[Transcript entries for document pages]
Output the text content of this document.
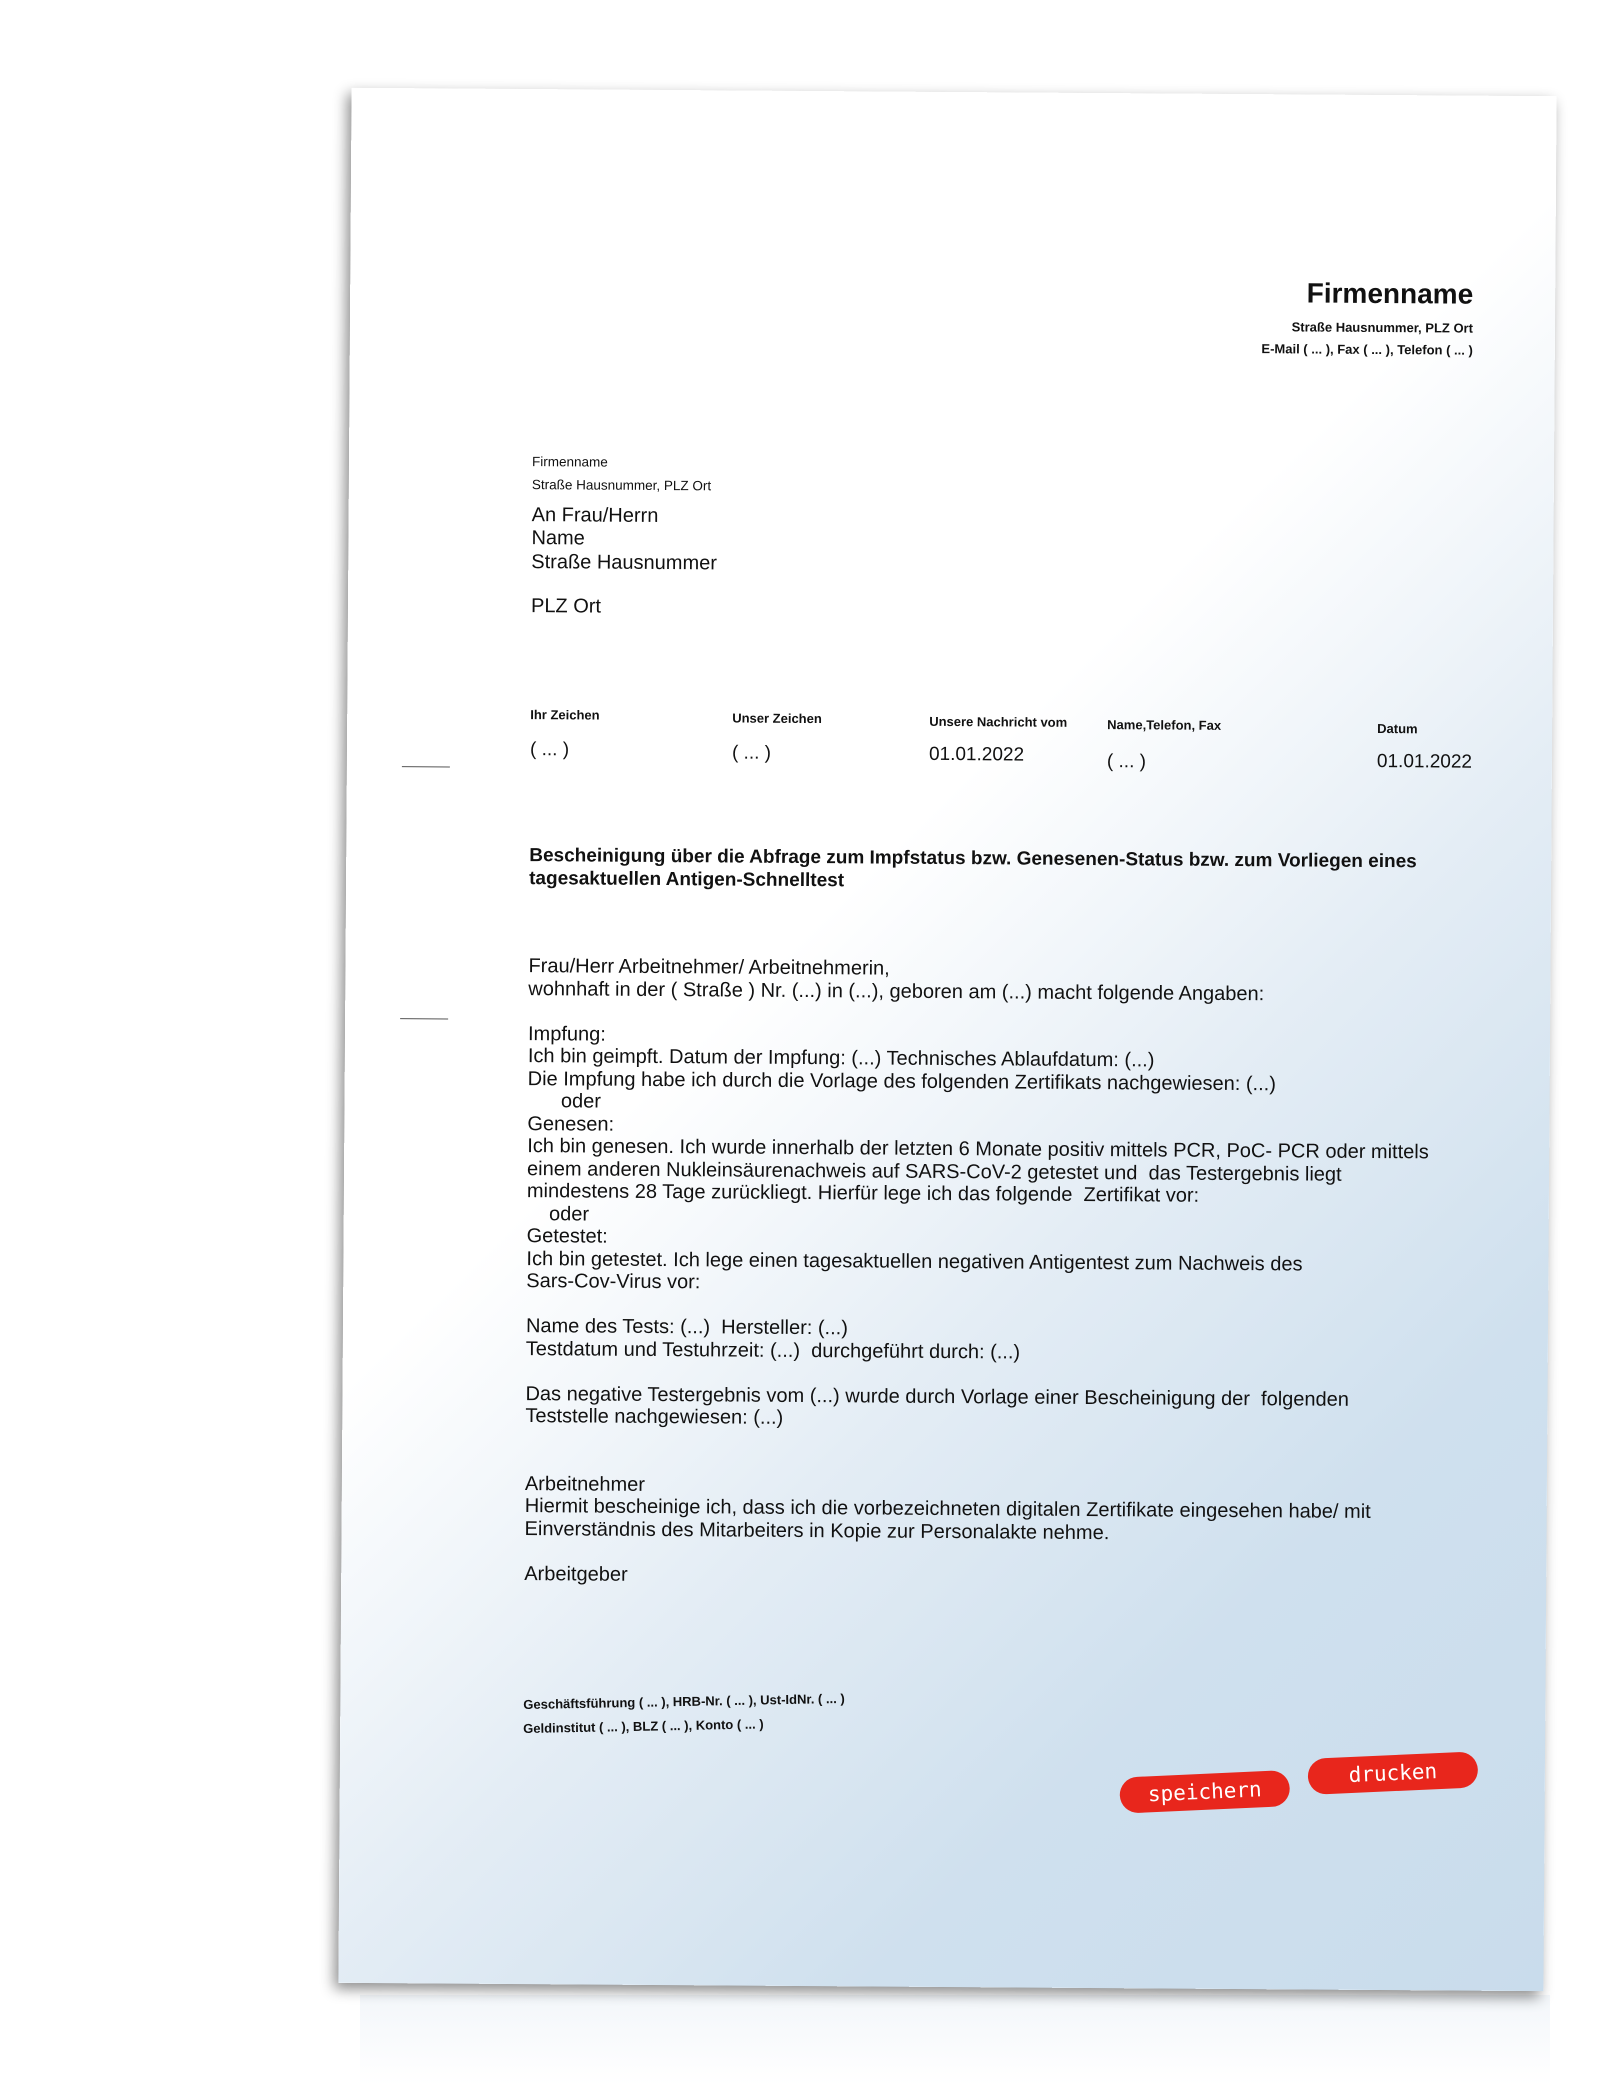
Firmenname
Straße Hausnummer, PLZ Ort
E-Mail ( ... ), Fax ( ... ), Telefon ( ... )
Firmenname
Straße Hausnummer, PLZ Ort
An Frau/Herrn
Name
Straße Hausnummer
PLZ Ort
Ihr Zeichen
( ... )
Unser Zeichen
( ... )
Unsere Nachricht vom
01.01.2022
Name,Telefon, Fax
( ... )
Datum
01.01.2022
Bescheinigung über die Abfrage zum Impfstatus bzw. Genesenen-Status bzw. zum Vorliegen eines tagesaktuellen Antigen-Schnelltest
Frau/Herr Arbeitnehmer/ Arbeitnehmerin,
wohnhaft in der ( Straße ) Nr. (...) in (...), geboren am (...) macht folgende Angaben:

Impfung:
Ich bin geimpft. Datum der Impfung: (...) Technisches Ablaufdatum: (...)
Die Impfung habe ich durch die Vorlage des folgenden Zertifikats nachgewiesen: (...)
oder
Genesen:
Ich bin genesen. Ich wurde innerhalb der letzten 6 Monate positiv mittels PCR, PoC- PCR oder mittels
einem anderen Nukleinsäurenachweis auf SARS-CoV-2 getestet und  das Testergebnis liegt
mindestens 28 Tage zurückliegt. Hierfür lege ich das folgende  Zertifikat vor:
oder
Getestet:
Ich bin getestet. Ich lege einen tagesaktuellen negativen Antigentest zum Nachweis des
Sars-Cov-Virus vor:

Name des Tests: (...)  Hersteller: (...)
Testdatum und Testuhrzeit: (...)  durchgeführt durch: (...)

Das negative Testergebnis vom (...) wurde durch Vorlage einer Bescheinigung der  folgenden
Teststelle nachgewiesen: (...)

Arbeitnehmer
Hiermit bescheinige ich, dass ich die vorbezeichneten digitalen Zertifikate eingesehen habe/ mit
Einverständnis des Mitarbeiters in Kopie zur Personalakte nehme.

Arbeitgeber
Geschäftsführung ( ... ), HRB-Nr. ( ... ), Ust-IdNr. ( ... )
Geldinstitut ( ... ), BLZ ( ... ), Konto ( ... )
speichern
drucken
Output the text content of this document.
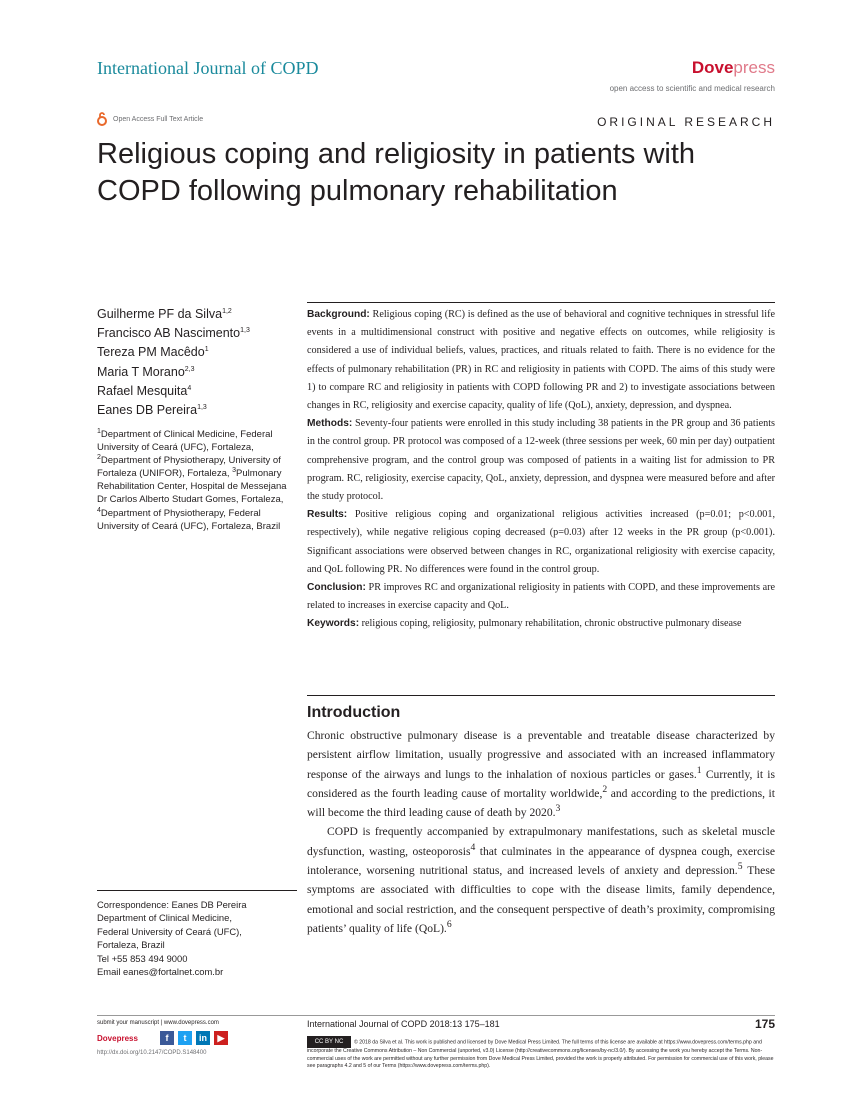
International Journal of COPD	Dovepress
open access to scientific and medical research
Open Access Full Text Article	ORIGINAL RESEARCH
Religious coping and religiosity in patients with COPD following pulmonary rehabilitation
Guilherme PF da Silva$^{1,2}$
Francisco AB Nascimento$^{1,3}$
Tereza PM Macêdo$^1$
Maria T Morano$^{2,3}$
Rafael Mesquita$^4$
Eanes DB Pereira$^{1,3}$
$^1$Department of Clinical Medicine, Federal University of Ceará (UFC), Fortaleza, $^2$Department of Physiotherapy, University of Fortaleza (UNIFOR), Fortaleza, $^3$Pulmonary Rehabilitation Center, Hospital de Messejana Dr Carlos Alberto Studart Gomes, Fortaleza, $^4$Department of Physiotherapy, Federal University of Ceará (UFC), Fortaleza, Brazil

Background: Religious coping (RC) is defined as the use of behavioral and cognitive techniques in stressful life events in a multidimensional construct with positive and negative effects on outcomes, while religiosity is considered a use of individual beliefs, values, practices, and rituals related to faith. There is no evidence for the effects of pulmonary rehabilitation (PR) in RC and religiosity in patients with COPD. The aims of this study were 1) to compare RC and religiosity in patients with COPD following PR and 2) to investigate associations between changes in RC, religiosity and exercise capacity, quality of life (QoL), anxiety, depression, and dyspnea.

Methods: Seventy-four patients were enrolled in this study including 38 patients in the PR group and 36 patients in the control group. PR protocol was composed of a 12-week (three sessions per week, 60 min per day) outpatient comprehensive program, and the control group was composed of patients in a waiting list for admission to PR program. RC, religiosity, exercise capacity, QoL, anxiety, depression, and dyspnea were measured before and after the study protocol.

Results: Positive religious coping and organizational religious activities increased (p=0.01; p<0.001, respectively), while negative religious coping decreased (p=0.03) after 12 weeks in the PR group (p<0.001). Significant associations were observed between changes in RC, organizational religiosity with exercise capacity, and QoL following PR. No differences were found in the control group.

Conclusion: PR improves RC and organizational religiosity in patients with COPD, and these improvements are related to increases in exercise capacity and QoL.

Keywords: religious coping, religiosity, pulmonary rehabilitation, chronic obstructive pulmonary disease

Introduction

Chronic obstructive pulmonary disease is a preventable and treatable disease characterized by persistent airflow limitation, usually progressive and associated with an increased inflammatory response of the airways and lungs to the inhalation of noxious particles or gases.$^1$ Currently, it is considered as the fourth leading cause of mortality worldwide,$^2$ and according to the predictions, it will become the third leading cause of death by 2020.$^3$

COPD is frequently accompanied by extrapulmonary manifestations, such as skeletal muscle dysfunction, wasting, osteoporosis$^4$ that culminates in the appearance of dyspnea cough, exercise intolerance, worsening nutritional status, and increased levels of anxiety and depression.$^5$ These symptoms are associated with difficulties to cope with the disease limits, family dependence, emotional and social restriction, and the consequent perspective of death’s proximity, compromising patients’ quality of life (QoL).$^6$

Correspondence: Eanes DB Pereira
Department of Clinical Medicine,
Federal University of Ceará (UFC),
Fortaleza, Brazil
Tel +55 853 494 9000
Email eanes@fortalnet.com.br
submit your manuscript | www.dovepress.com
Dovepress	f	t	in	▶
http://dx.doi.org/10.2147/COPD.S148400
International Journal of COPD 2018:13 175–181	175
CC BY NC © 2018 da Silva et al. This work is published and licensed by Dove Medical Press Limited. The full terms of this license are available at https://www.dovepress.com/terms.php and incorporate the Creative Commons Attribution – Non Commercial (unported, v3.0) License (http://creativecommons.org/licenses/by-nc/3.0/). By accessing the work you hereby accept the Terms. Non-commercial uses of the work are permitted without any further permission from Dove Medical Press Limited, provided the work is properly attributed. For permission for commercial use of this work, please see paragraphs 4.2 and 5 of our Terms (https://www.dovepress.com/terms.php).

### Instructions to follow
Once the pictures are set aside, repeat the data above exactly as written.

### Written solution
Output the text content of this document.
Firmenname
Straße Hausnummer, PLZ Ort
E-Mail ( ... ), Fax ( ... ), Telefon ( ... )
Firmenname
Straße Hausnummer, PLZ Ort
An Frau/Herrn
Name
Straße Hausnummer
PLZ Ort
Ihr Zeichen
( ... )
Unser Zeichen
( ... )
Unsere Nachricht vom
01.01.2022
Name,Telefon, Fax
( ... )
Datum
01.01.2022
Bescheinigung über die Abfrage zum Impfstatus bzw. Genesenen-Status bzw. zum Vorliegen eines tagesaktuellen Antigen-Schnelltest
Frau/Herr Arbeitnehmer/ Arbeitnehmerin,
wohnhaft in der ( Straße ) Nr. (...) in (...), geboren am (...) macht folgende Angaben:

Impfung:
Ich bin geimpft. Datum der Impfung: (...) Technisches Ablaufdatum: (...)
Die Impfung habe ich durch die Vorlage des folgenden Zertifikats nachgewiesen: (...)
oder
Genesen:
Ich bin genesen. Ich wurde innerhalb der letzten 6 Monate positiv mittels PCR, PoC- PCR oder mittels
einem anderen Nukleinsäurenachweis auf SARS-CoV-2 getestet und  das Testergebnis liegt
mindestens 28 Tage zurückliegt. Hierfür lege ich das folgende  Zertifikat vor:
oder
Getestet:
Ich bin getestet. Ich lege einen tagesaktuellen negativen Antigentest zum Nachweis des
Sars-Cov-Virus vor:

Name des Tests: (...)  Hersteller: (...)
Testdatum und Testuhrzeit: (...)  durchgeführt durch: (...)

Das negative Testergebnis vom (...) wurde durch Vorlage einer Bescheinigung der  folgenden
Teststelle nachgewiesen: (...)

Arbeitnehmer
Hiermit bescheinige ich, dass ich die vorbezeichneten digitalen Zertifikate eingesehen habe/ mit
Einverständnis des Mitarbeiters in Kopie zur Personalakte nehme.

Arbeitgeber
Geschäftsführung ( ... ), HRB-Nr. ( ... ), Ust-IdNr. ( ... )
Geldinstitut ( ... ), BLZ ( ... ), Konto ( ... )
speichern
drucken
Output the text content of this document.
International Journal of COPD	Dovepress
open access to scientific and medical research
Open Access Full Text Article	ORIGINAL RESEARCH
Religious coping and religiosity in patients with COPD following pulmonary rehabilitation
Guilherme PF da Silva$^{1,2}$
Francisco AB Nascimento$^{1,3}$
Tereza PM Macêdo$^1$
Maria T Morano$^{2,3}$
Rafael Mesquita$^4$
Eanes DB Pereira$^{1,3}$
$^1$Department of Clinical Medicine, Federal University of Ceará (UFC), Fortaleza, $^2$Department of Physiotherapy, University of Fortaleza (UNIFOR), Fortaleza, $^3$Pulmonary Rehabilitation Center, Hospital de Messejana Dr Carlos Alberto Studart Gomes, Fortaleza, $^4$Department of Physiotherapy, Federal University of Ceará (UFC), Fortaleza, Brazil

Background: Religious coping (RC) is defined as the use of behavioral and cognitive techniques in stressful life events in a multidimensional construct with positive and negative effects on outcomes, while religiosity is considered a use of individual beliefs, values, practices, and rituals related to faith. There is no evidence for the effects of pulmonary rehabilitation (PR) in RC and religiosity in patients with COPD. The aims of this study were 1) to compare RC and religiosity in patients with COPD following PR and 2) to investigate associations between changes in RC, religiosity and exercise capacity, quality of life (QoL), anxiety, depression, and dyspnea.

Methods: Seventy-four patients were enrolled in this study including 38 patients in the PR group and 36 patients in the control group. PR protocol was composed of a 12-week (three sessions per week, 60 min per day) outpatient comprehensive program, and the control group was composed of patients in a waiting list for admission to PR program. RC, religiosity, exercise capacity, QoL, anxiety, depression, and dyspnea were measured before and after the study protocol.

Results: Positive religious coping and organizational religious activities increased (p=0.01; p<0.001, respectively), while negative religious coping decreased (p=0.03) after 12 weeks in the PR group (p<0.001). Significant associations were observed between changes in RC, organizational religiosity with exercise capacity, and QoL following PR. No differences were found in the control group.

Conclusion: PR improves RC and organizational religiosity in patients with COPD, and these improvements are related to increases in exercise capacity and QoL.

Keywords: religious coping, religiosity, pulmonary rehabilitation, chronic obstructive pulmonary disease

Introduction

Chronic obstructive pulmonary disease is a preventable and treatable disease characterized by persistent airflow limitation, usually progressive and associated with an increased inflammatory response of the airways and lungs to the inhalation of noxious particles or gases.$^1$ Currently, it is considered as the fourth leading cause of mortality worldwide,$^2$ and according to the predictions, it will become the third leading cause of death by 2020.$^3$

COPD is frequently accompanied by extrapulmonary manifestations, such as skeletal muscle dysfunction, wasting, osteoporosis$^4$ that culminates in the appearance of dyspnea cough, exercise intolerance, worsening nutritional status, and increased levels of anxiety and depression.$^5$ These symptoms are associated with difficulties to cope with the disease limits, family dependence, emotional and social restriction, and the consequent perspective of death’s proximity, compromising patients’ quality of life (QoL).$^6$

Correspondence: Eanes DB Pereira
Department of Clinical Medicine,
Federal University of Ceará (UFC),
Fortaleza, Brazil
Tel +55 853 494 9000
Email eanes@fortalnet.com.br
submit your manuscript | www.dovepress.com
Dovepress	f	t	in	▶
http://dx.doi.org/10.2147/COPD.S148400
International Journal of COPD 2018:13 175–181	175
CC BY NC © 2018 da Silva et al. This work is published and licensed by Dove Medical Press Limited. The full terms of this license are available at https://www.dovepress.com/terms.php and incorporate the Creative Commons Attribution – Non Commercial (unported, v3.0) License (http://creativecommons.org/licenses/by-nc/3.0/). By accessing the work you hereby accept the Terms. Non-commercial uses of the work are permitted without any further permission from Dove Medical Press Limited, provided the work is properly attributed. For permission for commercial use of this work, please see paragraphs 4.2 and 5 of our Terms (https://www.dovepress.com/terms.php).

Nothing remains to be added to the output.